[begin Source material]

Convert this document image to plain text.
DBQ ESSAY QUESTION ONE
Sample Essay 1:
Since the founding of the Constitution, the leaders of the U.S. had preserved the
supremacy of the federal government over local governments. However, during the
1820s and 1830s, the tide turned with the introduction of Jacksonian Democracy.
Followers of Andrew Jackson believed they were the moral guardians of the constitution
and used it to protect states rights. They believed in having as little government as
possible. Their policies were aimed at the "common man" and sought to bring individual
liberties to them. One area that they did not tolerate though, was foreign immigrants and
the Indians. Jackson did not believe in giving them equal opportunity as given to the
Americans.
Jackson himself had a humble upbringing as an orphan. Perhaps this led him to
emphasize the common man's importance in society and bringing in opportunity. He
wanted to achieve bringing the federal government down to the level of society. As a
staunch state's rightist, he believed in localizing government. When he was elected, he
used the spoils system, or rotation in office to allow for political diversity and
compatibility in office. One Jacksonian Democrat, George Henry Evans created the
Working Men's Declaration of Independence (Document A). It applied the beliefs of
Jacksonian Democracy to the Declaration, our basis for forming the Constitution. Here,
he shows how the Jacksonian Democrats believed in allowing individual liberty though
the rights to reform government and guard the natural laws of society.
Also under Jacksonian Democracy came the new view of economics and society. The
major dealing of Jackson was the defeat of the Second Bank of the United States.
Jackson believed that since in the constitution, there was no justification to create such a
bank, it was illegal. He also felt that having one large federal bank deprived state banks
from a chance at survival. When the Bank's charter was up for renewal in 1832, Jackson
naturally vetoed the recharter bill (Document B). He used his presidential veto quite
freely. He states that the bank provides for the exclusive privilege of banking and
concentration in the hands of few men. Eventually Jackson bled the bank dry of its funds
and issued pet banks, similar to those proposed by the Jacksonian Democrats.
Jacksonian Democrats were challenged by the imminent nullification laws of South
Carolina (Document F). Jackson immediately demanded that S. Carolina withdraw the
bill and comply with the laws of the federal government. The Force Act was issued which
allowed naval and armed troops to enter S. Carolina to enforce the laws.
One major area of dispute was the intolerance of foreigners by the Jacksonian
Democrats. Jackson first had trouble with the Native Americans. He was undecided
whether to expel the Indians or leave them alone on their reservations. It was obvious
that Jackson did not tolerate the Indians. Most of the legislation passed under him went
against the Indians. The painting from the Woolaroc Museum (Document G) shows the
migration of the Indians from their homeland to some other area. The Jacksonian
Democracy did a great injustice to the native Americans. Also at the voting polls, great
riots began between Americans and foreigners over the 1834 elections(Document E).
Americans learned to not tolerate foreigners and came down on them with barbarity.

[end Source material]

Exercise -
Extract each entry in full and write it down exactly.

Solution to this problem -
Convert this document image to plain text.
DBQ ESSAY QUESTION ONE
Sample Essay 1:
Since the founding of the Constitution, the leaders of the U.S. had preserved the
supremacy of the federal government over local governments. However, during the
1820s and 1830s, the tide turned with the introduction of Jacksonian Democracy.
Followers of Andrew Jackson believed they were the moral guardians of the constitution
and used it to protect states rights. They believed in having as little government as
possible. Their policies were aimed at the "common man" and sought to bring individual
liberties to them. One area that they did not tolerate though, was foreign immigrants and
the Indians. Jackson did not believe in giving them equal opportunity as given to the
Americans.
Jackson himself had a humble upbringing as an orphan. Perhaps this led him to
emphasize the common man's importance in society and bringing in opportunity. He
wanted to achieve bringing the federal government down to the level of society. As a
staunch state's rightist, he believed in localizing government. When he was elected, he
used the spoils system, or rotation in office to allow for political diversity and
compatibility in office. One Jacksonian Democrat, George Henry Evans created the
Working Men's Declaration of Independence (Document A). It applied the beliefs of
Jacksonian Democracy to the Declaration, our basis for forming the Constitution. Here,
he shows how the Jacksonian Democrats believed in allowing individual liberty though
the rights to reform government and guard the natural laws of society.
Also under Jacksonian Democracy came the new view of economics and society. The
major dealing of Jackson was the defeat of the Second Bank of the United States.
Jackson believed that since in the constitution, there was no justification to create such a
bank, it was illegal. He also felt that having one large federal bank deprived state banks
from a chance at survival. When the Bank's charter was up for renewal in 1832, Jackson
naturally vetoed the recharter bill (Document B). He used his presidential veto quite
freely. He states that the bank provides for the exclusive privilege of banking and
concentration in the hands of few men. Eventually Jackson bled the bank dry of its funds
and issued pet banks, similar to those proposed by the Jacksonian Democrats.
Jacksonian Democrats were challenged by the imminent nullification laws of South
Carolina (Document F). Jackson immediately demanded that S. Carolina withdraw the
bill and comply with the laws of the federal government. The Force Act was issued which
allowed naval and armed troops to enter S. Carolina to enforce the laws.
One major area of dispute was the intolerance of foreigners by the Jacksonian
Democrats. Jackson first had trouble with the Native Americans. He was undecided
whether to expel the Indians or leave them alone on their reservations. It was obvious
that Jackson did not tolerate the Indians. Most of the legislation passed under him went
against the Indians. The painting from the Woolaroc Museum (Document G) shows the
migration of the Indians from their homeland to some other area. The Jacksonian
Democracy did a great injustice to the native Americans. Also at the voting polls, great
riots began between Americans and foreigners over the 1834 elections(Document E).
Americans learned to not tolerate foreigners and came down on them with barbarity.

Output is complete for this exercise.